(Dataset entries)
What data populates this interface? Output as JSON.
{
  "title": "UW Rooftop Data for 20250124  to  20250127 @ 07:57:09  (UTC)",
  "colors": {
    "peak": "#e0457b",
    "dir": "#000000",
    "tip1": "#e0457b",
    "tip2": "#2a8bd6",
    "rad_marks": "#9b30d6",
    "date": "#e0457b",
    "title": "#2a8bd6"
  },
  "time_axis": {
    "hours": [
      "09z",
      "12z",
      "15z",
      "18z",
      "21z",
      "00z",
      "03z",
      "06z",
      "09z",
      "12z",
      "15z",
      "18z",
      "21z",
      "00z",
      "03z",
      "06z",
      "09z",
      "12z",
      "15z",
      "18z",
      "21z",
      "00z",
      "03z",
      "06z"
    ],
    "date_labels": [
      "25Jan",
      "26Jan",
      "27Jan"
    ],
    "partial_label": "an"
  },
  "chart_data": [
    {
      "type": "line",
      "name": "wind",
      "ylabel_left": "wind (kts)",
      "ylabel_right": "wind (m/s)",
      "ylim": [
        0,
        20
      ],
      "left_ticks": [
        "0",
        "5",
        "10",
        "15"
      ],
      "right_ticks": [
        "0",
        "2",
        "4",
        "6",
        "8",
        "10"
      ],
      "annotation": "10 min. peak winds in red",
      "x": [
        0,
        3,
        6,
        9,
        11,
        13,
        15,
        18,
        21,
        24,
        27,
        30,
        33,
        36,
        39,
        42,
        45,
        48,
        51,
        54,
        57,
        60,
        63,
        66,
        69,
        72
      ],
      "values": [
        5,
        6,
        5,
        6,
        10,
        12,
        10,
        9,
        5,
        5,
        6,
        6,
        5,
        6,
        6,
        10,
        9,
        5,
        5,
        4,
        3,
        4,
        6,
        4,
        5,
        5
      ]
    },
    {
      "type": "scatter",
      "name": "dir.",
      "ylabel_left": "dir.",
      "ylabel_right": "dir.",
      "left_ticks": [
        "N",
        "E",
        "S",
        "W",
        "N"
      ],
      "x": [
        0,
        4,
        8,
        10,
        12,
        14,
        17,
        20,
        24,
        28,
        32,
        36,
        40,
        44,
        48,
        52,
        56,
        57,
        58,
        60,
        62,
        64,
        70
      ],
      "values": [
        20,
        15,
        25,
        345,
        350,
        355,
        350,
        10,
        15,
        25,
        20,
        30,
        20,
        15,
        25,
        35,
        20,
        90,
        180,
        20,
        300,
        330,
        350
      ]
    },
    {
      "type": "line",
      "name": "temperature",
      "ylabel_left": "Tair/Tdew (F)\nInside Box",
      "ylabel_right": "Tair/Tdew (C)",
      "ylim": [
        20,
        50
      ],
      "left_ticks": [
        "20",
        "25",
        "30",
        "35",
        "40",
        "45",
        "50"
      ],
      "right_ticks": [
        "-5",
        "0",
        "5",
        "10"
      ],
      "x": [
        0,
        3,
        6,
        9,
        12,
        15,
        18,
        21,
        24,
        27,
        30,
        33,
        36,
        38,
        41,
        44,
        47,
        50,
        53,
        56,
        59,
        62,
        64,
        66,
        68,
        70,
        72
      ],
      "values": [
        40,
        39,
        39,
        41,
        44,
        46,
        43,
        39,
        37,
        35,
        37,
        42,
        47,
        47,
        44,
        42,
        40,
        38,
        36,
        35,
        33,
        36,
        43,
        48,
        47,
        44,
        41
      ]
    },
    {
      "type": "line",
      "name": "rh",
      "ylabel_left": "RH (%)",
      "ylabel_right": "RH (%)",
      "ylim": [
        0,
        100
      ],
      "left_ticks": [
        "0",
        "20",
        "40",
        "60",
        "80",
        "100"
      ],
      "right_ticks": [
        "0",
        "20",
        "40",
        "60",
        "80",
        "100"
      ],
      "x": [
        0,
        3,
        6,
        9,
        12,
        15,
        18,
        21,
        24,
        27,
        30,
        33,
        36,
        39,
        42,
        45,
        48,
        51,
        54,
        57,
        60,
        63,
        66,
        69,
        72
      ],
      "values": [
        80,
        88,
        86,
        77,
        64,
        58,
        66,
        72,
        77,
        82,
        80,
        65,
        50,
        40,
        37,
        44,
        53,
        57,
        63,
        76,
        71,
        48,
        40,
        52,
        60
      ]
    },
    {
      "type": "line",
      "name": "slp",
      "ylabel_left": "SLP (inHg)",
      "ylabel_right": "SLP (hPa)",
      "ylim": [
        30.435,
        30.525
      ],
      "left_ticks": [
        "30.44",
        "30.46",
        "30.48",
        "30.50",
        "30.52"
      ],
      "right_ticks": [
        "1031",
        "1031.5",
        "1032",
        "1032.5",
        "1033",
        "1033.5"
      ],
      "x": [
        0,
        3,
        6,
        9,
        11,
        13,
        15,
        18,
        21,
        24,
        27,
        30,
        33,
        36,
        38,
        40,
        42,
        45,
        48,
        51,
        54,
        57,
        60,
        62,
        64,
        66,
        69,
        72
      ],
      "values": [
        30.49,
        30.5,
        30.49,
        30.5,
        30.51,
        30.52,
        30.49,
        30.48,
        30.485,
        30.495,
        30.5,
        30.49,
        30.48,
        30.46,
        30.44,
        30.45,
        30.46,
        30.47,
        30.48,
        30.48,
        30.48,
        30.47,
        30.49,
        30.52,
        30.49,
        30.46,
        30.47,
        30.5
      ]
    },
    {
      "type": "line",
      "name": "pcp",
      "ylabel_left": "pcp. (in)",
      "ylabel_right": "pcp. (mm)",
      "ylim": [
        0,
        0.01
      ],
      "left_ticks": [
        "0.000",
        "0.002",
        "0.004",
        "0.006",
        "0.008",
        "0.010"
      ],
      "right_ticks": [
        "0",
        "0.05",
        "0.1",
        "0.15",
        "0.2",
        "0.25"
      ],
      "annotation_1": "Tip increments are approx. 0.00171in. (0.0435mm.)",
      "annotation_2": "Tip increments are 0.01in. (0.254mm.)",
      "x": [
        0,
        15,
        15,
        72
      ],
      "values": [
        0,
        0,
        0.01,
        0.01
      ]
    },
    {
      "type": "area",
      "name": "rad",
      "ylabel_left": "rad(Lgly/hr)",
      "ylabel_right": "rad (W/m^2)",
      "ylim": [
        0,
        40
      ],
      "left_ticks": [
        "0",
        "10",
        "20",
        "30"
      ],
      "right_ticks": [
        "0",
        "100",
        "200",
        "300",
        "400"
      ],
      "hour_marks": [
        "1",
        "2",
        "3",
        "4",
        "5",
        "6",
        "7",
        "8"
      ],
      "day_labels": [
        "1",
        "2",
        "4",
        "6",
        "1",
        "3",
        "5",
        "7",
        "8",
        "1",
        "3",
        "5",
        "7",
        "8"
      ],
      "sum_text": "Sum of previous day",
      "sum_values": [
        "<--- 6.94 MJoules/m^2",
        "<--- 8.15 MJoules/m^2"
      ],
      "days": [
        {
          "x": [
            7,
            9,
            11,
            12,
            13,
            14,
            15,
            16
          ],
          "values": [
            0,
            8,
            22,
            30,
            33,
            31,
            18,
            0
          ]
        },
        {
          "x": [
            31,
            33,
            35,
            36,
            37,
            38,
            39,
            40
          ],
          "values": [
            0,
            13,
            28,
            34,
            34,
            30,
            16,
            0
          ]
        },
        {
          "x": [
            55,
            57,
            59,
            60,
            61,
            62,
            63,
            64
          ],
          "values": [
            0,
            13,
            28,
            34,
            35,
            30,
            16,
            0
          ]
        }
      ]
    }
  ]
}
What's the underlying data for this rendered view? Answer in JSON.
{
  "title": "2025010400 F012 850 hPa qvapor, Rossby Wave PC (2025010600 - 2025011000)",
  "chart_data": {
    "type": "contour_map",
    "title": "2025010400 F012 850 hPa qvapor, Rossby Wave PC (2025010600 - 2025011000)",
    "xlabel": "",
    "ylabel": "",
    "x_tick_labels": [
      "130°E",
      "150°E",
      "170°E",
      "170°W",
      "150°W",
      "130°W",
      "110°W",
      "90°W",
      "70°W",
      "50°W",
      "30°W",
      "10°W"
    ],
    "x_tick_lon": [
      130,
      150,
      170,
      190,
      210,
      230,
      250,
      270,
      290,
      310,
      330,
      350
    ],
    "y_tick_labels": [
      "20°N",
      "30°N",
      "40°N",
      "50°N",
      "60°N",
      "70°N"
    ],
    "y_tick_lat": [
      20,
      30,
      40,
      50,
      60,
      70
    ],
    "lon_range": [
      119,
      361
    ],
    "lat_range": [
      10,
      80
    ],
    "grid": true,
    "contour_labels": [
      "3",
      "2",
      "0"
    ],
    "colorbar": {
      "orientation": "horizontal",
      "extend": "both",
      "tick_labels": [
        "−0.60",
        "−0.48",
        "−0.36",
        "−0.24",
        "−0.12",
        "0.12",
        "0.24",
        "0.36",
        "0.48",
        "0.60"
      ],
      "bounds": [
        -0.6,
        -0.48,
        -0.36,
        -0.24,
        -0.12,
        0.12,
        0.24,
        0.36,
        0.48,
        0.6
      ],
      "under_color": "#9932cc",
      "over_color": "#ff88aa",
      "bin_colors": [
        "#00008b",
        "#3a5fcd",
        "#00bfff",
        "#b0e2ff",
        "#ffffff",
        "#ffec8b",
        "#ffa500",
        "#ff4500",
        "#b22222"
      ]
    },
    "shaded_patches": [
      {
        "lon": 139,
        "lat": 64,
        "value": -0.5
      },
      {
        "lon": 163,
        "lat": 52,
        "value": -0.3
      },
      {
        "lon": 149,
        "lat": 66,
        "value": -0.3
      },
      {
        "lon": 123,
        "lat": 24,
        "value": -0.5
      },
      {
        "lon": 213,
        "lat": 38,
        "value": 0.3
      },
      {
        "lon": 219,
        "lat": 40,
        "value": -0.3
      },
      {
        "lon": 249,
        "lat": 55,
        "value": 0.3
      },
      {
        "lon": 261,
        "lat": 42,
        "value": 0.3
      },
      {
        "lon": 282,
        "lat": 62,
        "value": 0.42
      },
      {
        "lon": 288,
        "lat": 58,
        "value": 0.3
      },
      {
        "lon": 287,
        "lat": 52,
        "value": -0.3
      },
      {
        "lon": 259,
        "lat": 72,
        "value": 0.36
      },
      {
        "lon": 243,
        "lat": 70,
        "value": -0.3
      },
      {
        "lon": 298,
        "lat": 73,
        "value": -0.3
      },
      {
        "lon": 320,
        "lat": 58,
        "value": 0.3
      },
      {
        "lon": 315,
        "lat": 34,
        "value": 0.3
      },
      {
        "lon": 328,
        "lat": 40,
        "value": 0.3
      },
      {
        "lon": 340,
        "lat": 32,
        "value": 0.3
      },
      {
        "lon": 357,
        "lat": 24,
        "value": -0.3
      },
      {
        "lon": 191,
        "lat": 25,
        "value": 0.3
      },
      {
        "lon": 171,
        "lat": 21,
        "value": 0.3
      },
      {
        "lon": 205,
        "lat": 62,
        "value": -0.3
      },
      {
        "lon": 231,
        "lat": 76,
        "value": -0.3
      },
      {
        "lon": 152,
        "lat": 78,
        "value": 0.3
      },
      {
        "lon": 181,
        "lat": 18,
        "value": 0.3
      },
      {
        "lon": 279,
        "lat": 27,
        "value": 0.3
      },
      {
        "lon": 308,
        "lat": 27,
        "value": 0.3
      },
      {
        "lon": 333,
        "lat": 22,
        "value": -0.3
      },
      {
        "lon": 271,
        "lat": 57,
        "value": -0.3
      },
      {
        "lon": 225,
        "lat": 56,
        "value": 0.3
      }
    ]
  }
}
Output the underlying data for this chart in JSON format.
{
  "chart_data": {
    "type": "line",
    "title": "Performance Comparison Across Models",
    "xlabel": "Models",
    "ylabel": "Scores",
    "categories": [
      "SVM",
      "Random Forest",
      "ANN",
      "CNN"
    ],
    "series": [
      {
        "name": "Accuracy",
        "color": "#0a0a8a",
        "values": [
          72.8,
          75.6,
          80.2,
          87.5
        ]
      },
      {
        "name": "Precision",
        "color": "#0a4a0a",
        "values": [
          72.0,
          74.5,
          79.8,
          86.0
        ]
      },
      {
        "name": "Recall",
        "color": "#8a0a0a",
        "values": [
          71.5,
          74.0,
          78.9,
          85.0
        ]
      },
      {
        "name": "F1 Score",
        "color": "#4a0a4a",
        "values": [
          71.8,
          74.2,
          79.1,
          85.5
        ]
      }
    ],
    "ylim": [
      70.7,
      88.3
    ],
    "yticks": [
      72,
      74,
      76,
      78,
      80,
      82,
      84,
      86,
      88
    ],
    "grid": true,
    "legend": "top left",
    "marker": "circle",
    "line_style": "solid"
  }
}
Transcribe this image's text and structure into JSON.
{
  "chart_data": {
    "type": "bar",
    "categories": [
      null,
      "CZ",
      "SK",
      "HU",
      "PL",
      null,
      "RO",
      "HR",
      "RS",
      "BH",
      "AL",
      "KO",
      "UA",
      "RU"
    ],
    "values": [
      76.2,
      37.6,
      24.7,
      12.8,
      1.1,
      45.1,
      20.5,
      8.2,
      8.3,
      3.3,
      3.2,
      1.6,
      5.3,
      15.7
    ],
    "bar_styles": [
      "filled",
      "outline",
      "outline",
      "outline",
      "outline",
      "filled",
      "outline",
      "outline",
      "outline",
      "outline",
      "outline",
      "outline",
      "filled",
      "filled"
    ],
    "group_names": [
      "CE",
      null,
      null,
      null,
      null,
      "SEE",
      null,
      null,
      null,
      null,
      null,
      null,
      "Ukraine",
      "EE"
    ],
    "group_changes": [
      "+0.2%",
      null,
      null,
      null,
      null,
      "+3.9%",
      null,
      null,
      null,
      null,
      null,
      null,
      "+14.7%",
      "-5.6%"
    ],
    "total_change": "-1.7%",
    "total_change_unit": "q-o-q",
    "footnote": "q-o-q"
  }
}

REQUIRED TASK → Give again, word for word, every line from the one holding "Transcribe this image's" to the end of the data.

SOLVED EXERCISE →
Transcribe this image's text and structure into JSON.
{
  "chart_data": {
    "type": "bar",
    "categories": [
      null,
      "CZ",
      "SK",
      "HU",
      "PL",
      null,
      "RO",
      "HR",
      "RS",
      "BH",
      "AL",
      "KO",
      "UA",
      "RU"
    ],
    "values": [
      76.2,
      37.6,
      24.7,
      12.8,
      1.1,
      45.1,
      20.5,
      8.2,
      8.3,
      3.3,
      3.2,
      1.6,
      5.3,
      15.7
    ],
    "bar_styles": [
      "filled",
      "outline",
      "outline",
      "outline",
      "outline",
      "filled",
      "outline",
      "outline",
      "outline",
      "outline",
      "outline",
      "outline",
      "filled",
      "filled"
    ],
    "group_names": [
      "CE",
      null,
      null,
      null,
      null,
      "SEE",
      null,
      null,
      null,
      null,
      null,
      null,
      "Ukraine",
      "EE"
    ],
    "group_changes": [
      "+0.2%",
      null,
      null,
      null,
      null,
      "+3.9%",
      null,
      null,
      null,
      null,
      null,
      null,
      "+14.7%",
      "-5.6%"
    ],
    "total_change": "-1.7%",
    "total_change_unit": "q-o-q",
    "footnote": "q-o-q"
  }
}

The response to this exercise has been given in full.